• [TASK REQUIREMENTS]:
Filter the records below and copy every line containing the word "بیمه".

--------------------------------

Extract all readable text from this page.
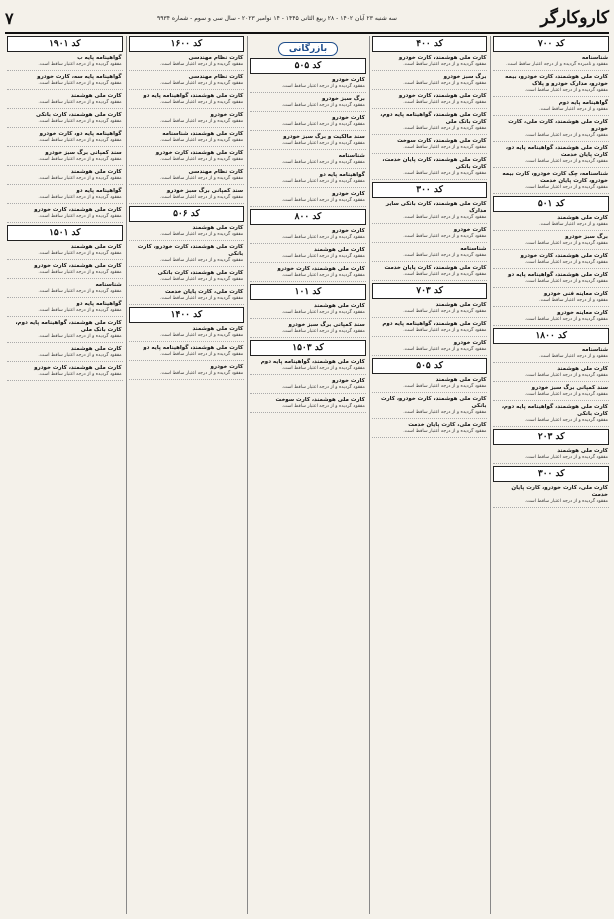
کاروکارگر
سه شنبه ۲۳ آبان ۱۴۰۲ - ۲۸ ربیع الثانی ۱۴۴۵ - ۱۴ نوامبر ۲۰۲۳ - سال سی و سوم - شماره ۹۹۳۴
۷
کد ۷۰۰
شناسنامه
مفقود و نامبرده گردیده و از درجه اعتبار ساقط است.
کارت ملی هوشمند، کارت خودرو، بیمه خودرو، مدارک خودرو و پلاک
مفقود گردیده و از درجه اعتبار ساقط است.
گواهینامه پایه دوم
مفقود و از درجه اعتبار ساقط است.
کارت ملی هوشمند، کارت ملی، کارت خودرو
مفقود گردیده و از درجه اعتبار ساقط است.
کارت ملی هوشمند، گواهینامه پایه دو، کارت پایان خدمت
مفقود گردیده و از درجه اعتبار ساقط است.
شناسنامه، چک کارت خودرو، کارت بیمه خودرو، کارت پایان خدمت
مفقود گردیده و از درجه اعتبار ساقط است.
کد ۵۰۱
کارت ملی هوشمند
مفقود و از درجه اعتبار ساقط است.
برگ سبز خودرو
مفقود گردیده و از درجه اعتبار ساقط است.
کارت ملی هوشمند، کارت خودرو
مفقود گردیده و از درجه اعتبار ساقط است.
کارت ملی هوشمند، گواهینامه پایه دو
مفقود گردیده و از درجه اعتبار ساقط است.
کارت معاینه فنی خودرو
مفقود و از درجه اعتبار ساقط است.
کارت معاینه خودرو
مفقود گردیده و از درجه اعتبار ساقط است.
کد ۱۸۰۰
شناسنامه
مفقود و از درجه اعتبار ساقط است.
کارت ملی هوشمند
مفقود گردیده و از درجه اعتبار ساقط است.
سند کمپانی برگ سبز خودرو
مفقود گردیده و از درجه اعتبار ساقط است.
کارت ملی هوشمند، گواهینامه پایه دوم، کارت بانکی
مفقود گردیده و از درجه اعتبار ساقط است.
کد ۲۰۳
کارت ملی هوشمند
مفقود گردیده و از درجه اعتبار ساقط است.
کد ۳۰۰
کارت ملی، کارت خودرو، کارت پایان خدمت
مفقود گردیده و از درجه اعتبار ساقط است.
کد ۴۰۰
کارت ملی هوشمند، کارت خودرو
مفقود گردیده و از درجه اعتبار ساقط است.
برگ سبز خودرو
مفقود گردیده و از درجه اعتبار ساقط است.
کارت ملی هوشمند، کارت خودرو
مفقود گردیده و از درجه اعتبار ساقط است.
کارت ملی هوشمند، گواهینامه پایه دوم، کارت بانک ملی
مفقود گردیده و از درجه اعتبار ساقط است.
کارت ملی هوشمند، کارت سوخت
مفقود گردیده و از درجه اعتبار ساقط است.
کارت ملی هوشمند، کارت پایان خدمت، کارت بانکی
مفقود گردیده و از درجه اعتبار ساقط است.
کد ۳۰۰
کارت ملی هوشمند، کارت بانکی سایر مدارک
مفقود گردیده و از درجه اعتبار ساقط است.
کارت خودرو
مفقود گردیده و از درجه اعتبار ساقط است.
شناسنامه
مفقود گردیده و از درجه اعتبار ساقط است.
کارت ملی هوشمند، کارت پایان خدمت
مفقود گردیده و از درجه اعتبار ساقط است.
کد ۷۰۳
کارت ملی هوشمند
مفقود گردیده و از درجه اعتبار ساقط است.
کارت ملی هوشمند، گواهینامه پایه دوم
مفقود گردیده و از درجه اعتبار ساقط است.
کارت خودرو
مفقود گردیده و از درجه اعتبار ساقط است.
کد ۵۰۵
کارت ملی هوشمند
مفقود گردیده و از درجه اعتبار ساقط است.
کارت ملی هوشمند، کارت خودرو، کارت بانکی
مفقود گردیده و از درجه اعتبار ساقط است.
کارت ملی، کارت پایان خدمت
مفقود گردیده و از درجه اعتبار ساقط است.
بازرگانی
کد ۵۰۵
کارت خودرو
مفقود گردیده و از درجه اعتبار ساقط است.
برگ سبز خودرو
مفقود گردیده و از درجه اعتبار ساقط است.
کارت خودرو
مفقود گردیده و از درجه اعتبار ساقط است.
سند مالکیت و برگ سبز خودرو
مفقود گردیده و از درجه اعتبار ساقط است.
شناسنامه
مفقود گردیده و از درجه اعتبار ساقط است.
گواهینامه پایه دو
مفقود گردیده و از درجه اعتبار ساقط است.
کارت خودرو
مفقود گردیده و از درجه اعتبار ساقط است.
کد ۸۰۰
کارت خودرو
مفقود گردیده و از درجه اعتبار ساقط است.
کارت ملی هوشمند
مفقود گردیده و از درجه اعتبار ساقط است.
کارت ملی هوشمند، کارت خودرو
مفقود گردیده و از درجه اعتبار ساقط است.
کد ۱۰۱
کارت ملی هوشمند
مفقود گردیده و از درجه اعتبار ساقط است.
سند کمپانی برگ سبز خودرو
مفقود گردیده و از درجه اعتبار ساقط است.
کد ۱۵۰۳
کارت ملی هوشمند، گواهینامه پایه دوم
مفقود گردیده و از درجه اعتبار ساقط است.
کارت خودرو
مفقود گردیده و از درجه اعتبار ساقط است.
کارت ملی هوشمند، کارت سوخت
مفقود گردیده و از درجه اعتبار ساقط است.
کد ۱۶۰۰
کارت نظام مهندسی
مفقود گردیده و از درجه اعتبار ساقط است.
کارت نظام مهندسی
مفقود گردیده و از درجه اعتبار ساقط است.
کارت ملی هوشمند، گواهینامه پایه دو
مفقود گردیده و از درجه اعتبار ساقط است.
کارت خودرو
مفقود گردیده و از درجه اعتبار ساقط است.
کارت ملی هوشمند، شناسنامه
مفقود گردیده و از درجه اعتبار ساقط است.
کارت ملی هوشمند، کارت خودرو
مفقود گردیده و از درجه اعتبار ساقط است.
کارت نظام مهندسی
مفقود گردیده و از درجه اعتبار ساقط است.
سند کمپانی برگ سبز خودرو
مفقود گردیده و از درجه اعتبار ساقط است.
کد ۵۰۶
کارت ملی هوشمند
مفقود گردیده و از درجه اعتبار ساقط است.
کارت ملی هوشمند، کارت خودرو، کارت بانکی
مفقود گردیده و از درجه اعتبار ساقط است.
کارت ملی هوشمند، کارت بانکی
مفقود گردیده و از درجه اعتبار ساقط است.
کارت ملی، کارت پایان خدمت
مفقود گردیده و از درجه اعتبار ساقط است.
کد ۱۴۰۰
کارت ملی هوشمند
مفقود گردیده و از درجه اعتبار ساقط است.
کارت ملی هوشمند، گواهینامه پایه دو
مفقود گردیده و از درجه اعتبار ساقط است.
کارت خودرو
مفقود گردیده و از درجه اعتبار ساقط است.
کد ۱۹۰۱
گواهینامه پایه ب
مفقود گردیده و از درجه اعتبار ساقط است.
گواهینامه پایه سه، کارت خودرو
مفقود گردیده و از درجه اعتبار ساقط است.
کارت ملی هوشمند
مفقود گردیده و از درجه اعتبار ساقط است.
کارت ملی هوشمند، کارت بانکی
مفقود گردیده و از درجه اعتبار ساقط است.
گواهینامه پایه دو، کارت خودرو
مفقود گردیده و از درجه اعتبار ساقط است.
سند کمپانی برگ سبز خودرو
مفقود گردیده و از درجه اعتبار ساقط است.
کارت ملی هوشمند
مفقود گردیده و از درجه اعتبار ساقط است.
گواهینامه پایه دو
مفقود گردیده و از درجه اعتبار ساقط است.
کارت ملی هوشمند، کارت خودرو
مفقود گردیده و از درجه اعتبار ساقط است.
کد ۱۵۰۱
کارت ملی هوشمند
مفقود گردیده و از درجه اعتبار ساقط است.
کارت ملی هوشمند، کارت خودرو
مفقود گردیده و از درجه اعتبار ساقط است.
شناسنامه
مفقود گردیده و از درجه اعتبار ساقط است.
گواهینامه پایه دو
مفقود گردیده و از درجه اعتبار ساقط است.
کارت ملی هوشمند، گواهینامه پایه دوم، کارت بانک ملی
مفقود گردیده و از درجه اعتبار ساقط است.
کارت ملی هوشمند
مفقود گردیده و از درجه اعتبار ساقط است.
کارت ملی هوشمند، کارت خودرو
مفقود گردیده و از درجه اعتبار ساقط است.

--------------------------------

• [FULL SOLUTION]:
کارت ملی هوشمند، کارت خودرو، بیمه خودرو، مدارک خودرو و پلاک
شناسنامه، چک کارت خودرو، کارت بیمه خودرو، کارت پایان خدمت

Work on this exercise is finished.